• Task to carry out
Locate the word "dass" in the data below, then copy every line that holds it.

• Data entries
** start **
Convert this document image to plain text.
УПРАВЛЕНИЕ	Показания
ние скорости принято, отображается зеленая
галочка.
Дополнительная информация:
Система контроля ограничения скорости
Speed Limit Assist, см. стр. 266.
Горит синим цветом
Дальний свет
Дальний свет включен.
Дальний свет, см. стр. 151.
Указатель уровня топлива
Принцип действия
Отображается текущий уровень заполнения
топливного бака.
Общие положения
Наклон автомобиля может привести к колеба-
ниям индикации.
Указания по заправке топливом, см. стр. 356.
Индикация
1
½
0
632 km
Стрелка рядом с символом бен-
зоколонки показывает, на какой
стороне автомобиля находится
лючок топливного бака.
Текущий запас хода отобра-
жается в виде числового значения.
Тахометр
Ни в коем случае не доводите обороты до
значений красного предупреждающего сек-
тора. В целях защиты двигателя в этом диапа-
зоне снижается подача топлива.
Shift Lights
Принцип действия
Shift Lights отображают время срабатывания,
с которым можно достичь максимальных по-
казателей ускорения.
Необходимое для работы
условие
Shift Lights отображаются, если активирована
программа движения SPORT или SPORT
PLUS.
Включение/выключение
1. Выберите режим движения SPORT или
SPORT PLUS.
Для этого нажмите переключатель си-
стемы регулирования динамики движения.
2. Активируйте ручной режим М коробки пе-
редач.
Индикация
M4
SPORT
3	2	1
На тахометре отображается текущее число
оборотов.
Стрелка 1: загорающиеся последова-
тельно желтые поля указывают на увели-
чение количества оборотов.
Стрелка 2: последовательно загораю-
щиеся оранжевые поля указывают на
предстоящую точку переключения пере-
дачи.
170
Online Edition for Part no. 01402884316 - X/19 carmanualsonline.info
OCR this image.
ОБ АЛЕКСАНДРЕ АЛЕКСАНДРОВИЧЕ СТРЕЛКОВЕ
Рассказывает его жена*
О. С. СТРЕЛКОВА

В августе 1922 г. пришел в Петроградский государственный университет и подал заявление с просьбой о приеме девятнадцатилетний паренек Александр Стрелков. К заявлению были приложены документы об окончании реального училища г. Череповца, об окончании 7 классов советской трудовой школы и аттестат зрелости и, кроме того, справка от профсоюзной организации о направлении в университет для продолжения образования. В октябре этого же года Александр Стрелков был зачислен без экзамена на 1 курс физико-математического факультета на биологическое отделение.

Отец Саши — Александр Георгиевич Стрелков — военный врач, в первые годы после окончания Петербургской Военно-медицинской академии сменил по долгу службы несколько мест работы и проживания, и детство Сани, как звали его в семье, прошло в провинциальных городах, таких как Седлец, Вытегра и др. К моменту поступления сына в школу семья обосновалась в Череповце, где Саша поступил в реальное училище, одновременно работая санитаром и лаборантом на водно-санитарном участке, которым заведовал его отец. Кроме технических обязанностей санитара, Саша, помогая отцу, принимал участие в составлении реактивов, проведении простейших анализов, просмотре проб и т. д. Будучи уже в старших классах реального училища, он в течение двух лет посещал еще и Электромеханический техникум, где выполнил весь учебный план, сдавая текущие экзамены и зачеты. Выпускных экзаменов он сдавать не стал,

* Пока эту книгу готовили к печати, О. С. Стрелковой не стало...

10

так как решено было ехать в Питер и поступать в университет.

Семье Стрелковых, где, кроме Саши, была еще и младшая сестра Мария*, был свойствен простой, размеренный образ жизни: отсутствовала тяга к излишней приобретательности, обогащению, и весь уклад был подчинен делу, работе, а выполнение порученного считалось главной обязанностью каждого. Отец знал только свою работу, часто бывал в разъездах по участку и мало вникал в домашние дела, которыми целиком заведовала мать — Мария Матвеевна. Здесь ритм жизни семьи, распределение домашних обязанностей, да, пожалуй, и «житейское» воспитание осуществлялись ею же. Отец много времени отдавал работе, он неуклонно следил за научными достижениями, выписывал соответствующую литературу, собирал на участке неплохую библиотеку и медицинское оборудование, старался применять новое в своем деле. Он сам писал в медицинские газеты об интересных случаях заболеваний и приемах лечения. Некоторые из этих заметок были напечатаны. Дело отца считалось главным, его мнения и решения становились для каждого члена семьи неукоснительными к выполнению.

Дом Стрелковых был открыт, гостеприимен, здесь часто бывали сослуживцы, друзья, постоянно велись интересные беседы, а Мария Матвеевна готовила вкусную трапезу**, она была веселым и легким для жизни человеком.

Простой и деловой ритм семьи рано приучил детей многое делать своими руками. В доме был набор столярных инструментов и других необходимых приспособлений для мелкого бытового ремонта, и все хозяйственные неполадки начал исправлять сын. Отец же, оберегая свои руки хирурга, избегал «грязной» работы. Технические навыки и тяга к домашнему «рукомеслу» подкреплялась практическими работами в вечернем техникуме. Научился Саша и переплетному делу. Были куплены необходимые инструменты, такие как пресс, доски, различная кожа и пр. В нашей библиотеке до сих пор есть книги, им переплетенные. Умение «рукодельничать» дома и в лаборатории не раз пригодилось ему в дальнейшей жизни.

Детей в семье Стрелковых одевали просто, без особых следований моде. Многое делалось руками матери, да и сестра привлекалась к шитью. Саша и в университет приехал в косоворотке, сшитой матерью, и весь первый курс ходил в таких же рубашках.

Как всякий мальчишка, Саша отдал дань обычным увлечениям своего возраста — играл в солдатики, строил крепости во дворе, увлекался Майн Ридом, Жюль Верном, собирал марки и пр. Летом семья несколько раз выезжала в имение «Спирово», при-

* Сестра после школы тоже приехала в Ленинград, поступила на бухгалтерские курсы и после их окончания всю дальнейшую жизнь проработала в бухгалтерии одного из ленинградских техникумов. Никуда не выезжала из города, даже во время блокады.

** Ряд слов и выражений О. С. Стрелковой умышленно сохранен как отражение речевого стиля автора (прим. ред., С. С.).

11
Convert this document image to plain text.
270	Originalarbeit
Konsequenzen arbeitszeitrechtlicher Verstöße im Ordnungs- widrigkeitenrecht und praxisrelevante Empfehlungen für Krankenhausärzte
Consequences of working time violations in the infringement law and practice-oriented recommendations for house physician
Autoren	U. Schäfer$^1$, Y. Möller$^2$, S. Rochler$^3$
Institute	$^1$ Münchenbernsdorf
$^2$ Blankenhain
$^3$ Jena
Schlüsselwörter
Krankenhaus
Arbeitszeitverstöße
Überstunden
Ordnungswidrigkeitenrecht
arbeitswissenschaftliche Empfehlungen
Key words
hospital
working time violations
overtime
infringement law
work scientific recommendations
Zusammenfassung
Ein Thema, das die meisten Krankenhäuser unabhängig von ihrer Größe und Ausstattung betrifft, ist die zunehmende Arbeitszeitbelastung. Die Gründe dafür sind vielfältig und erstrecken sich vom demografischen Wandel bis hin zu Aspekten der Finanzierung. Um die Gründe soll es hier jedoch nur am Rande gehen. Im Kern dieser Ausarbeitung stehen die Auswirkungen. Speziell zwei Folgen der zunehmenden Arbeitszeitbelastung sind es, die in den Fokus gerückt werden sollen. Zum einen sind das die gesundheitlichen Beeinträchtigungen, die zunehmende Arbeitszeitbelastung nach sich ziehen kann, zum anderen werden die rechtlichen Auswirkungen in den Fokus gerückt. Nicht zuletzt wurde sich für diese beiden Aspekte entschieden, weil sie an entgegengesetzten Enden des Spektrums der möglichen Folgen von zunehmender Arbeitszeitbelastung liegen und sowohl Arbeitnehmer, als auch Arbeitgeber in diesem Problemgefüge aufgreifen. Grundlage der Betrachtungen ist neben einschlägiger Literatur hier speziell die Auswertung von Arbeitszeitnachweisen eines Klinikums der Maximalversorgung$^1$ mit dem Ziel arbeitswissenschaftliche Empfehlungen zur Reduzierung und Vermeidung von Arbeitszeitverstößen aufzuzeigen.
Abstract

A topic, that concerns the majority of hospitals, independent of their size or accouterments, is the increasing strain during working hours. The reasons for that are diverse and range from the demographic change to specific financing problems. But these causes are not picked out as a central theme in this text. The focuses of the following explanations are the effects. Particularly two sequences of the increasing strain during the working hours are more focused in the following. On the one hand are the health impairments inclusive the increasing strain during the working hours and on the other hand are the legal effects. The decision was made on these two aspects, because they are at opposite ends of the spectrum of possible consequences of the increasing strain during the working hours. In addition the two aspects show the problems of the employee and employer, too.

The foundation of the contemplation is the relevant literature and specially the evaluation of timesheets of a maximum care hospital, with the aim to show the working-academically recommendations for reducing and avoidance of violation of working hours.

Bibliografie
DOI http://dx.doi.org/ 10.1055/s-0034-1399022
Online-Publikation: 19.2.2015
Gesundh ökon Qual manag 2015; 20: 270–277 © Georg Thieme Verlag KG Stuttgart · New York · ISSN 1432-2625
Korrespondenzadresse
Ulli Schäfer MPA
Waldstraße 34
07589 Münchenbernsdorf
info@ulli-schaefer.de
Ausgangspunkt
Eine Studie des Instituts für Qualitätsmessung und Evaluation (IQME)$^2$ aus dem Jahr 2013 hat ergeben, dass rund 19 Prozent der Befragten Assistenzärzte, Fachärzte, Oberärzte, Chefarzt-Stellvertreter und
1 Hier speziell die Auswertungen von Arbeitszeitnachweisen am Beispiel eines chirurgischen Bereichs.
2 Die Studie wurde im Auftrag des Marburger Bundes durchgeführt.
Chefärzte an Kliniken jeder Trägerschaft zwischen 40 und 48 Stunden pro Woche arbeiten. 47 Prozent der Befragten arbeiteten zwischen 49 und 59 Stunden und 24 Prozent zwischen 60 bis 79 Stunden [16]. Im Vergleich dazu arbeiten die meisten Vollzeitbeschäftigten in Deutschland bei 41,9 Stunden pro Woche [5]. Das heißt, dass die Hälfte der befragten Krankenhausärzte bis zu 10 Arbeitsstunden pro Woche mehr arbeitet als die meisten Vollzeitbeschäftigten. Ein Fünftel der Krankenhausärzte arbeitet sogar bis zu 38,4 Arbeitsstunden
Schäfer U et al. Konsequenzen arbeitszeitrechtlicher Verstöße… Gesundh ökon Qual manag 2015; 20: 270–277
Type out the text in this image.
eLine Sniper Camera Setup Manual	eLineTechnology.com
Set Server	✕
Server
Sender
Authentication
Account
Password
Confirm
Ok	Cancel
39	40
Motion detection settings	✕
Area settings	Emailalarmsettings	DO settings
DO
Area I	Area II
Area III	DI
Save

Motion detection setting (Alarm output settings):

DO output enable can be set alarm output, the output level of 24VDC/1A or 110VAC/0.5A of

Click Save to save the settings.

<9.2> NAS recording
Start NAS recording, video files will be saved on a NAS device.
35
** end **
• The result
Eine Studie des Instituts für Qualitätsmessung und Evaluation (IQME)$^2$ aus dem Jahr 2013 hat ergeben, dass rund 19 Prozent der Befragten Assistenzärzte, Fachärzte, Oberärzte, Chefarzt-Stellvertreter und
Chefärzte an Kliniken jeder Trägerschaft zwischen 40 und 48 Stunden pro Woche arbeiten. 47 Prozent der Befragten arbeiteten zwischen 49 und 59 Stunden und 24 Prozent zwischen 60 bis 79 Stunden [16]. Im Vergleich dazu arbeiten die meisten Vollzeitbeschäftigten in Deutschland bei 41,9 Stunden pro Woche [5]. Das heißt, dass die Hälfte der befragten Krankenhausärzte bis zu 10 Arbeitsstunden pro Woche mehr arbeitet als die meisten Vollzeitbeschäftigten. Ein Fünftel der Krankenhausärzte arbeitet sogar bis zu 38,4 Arbeitsstunden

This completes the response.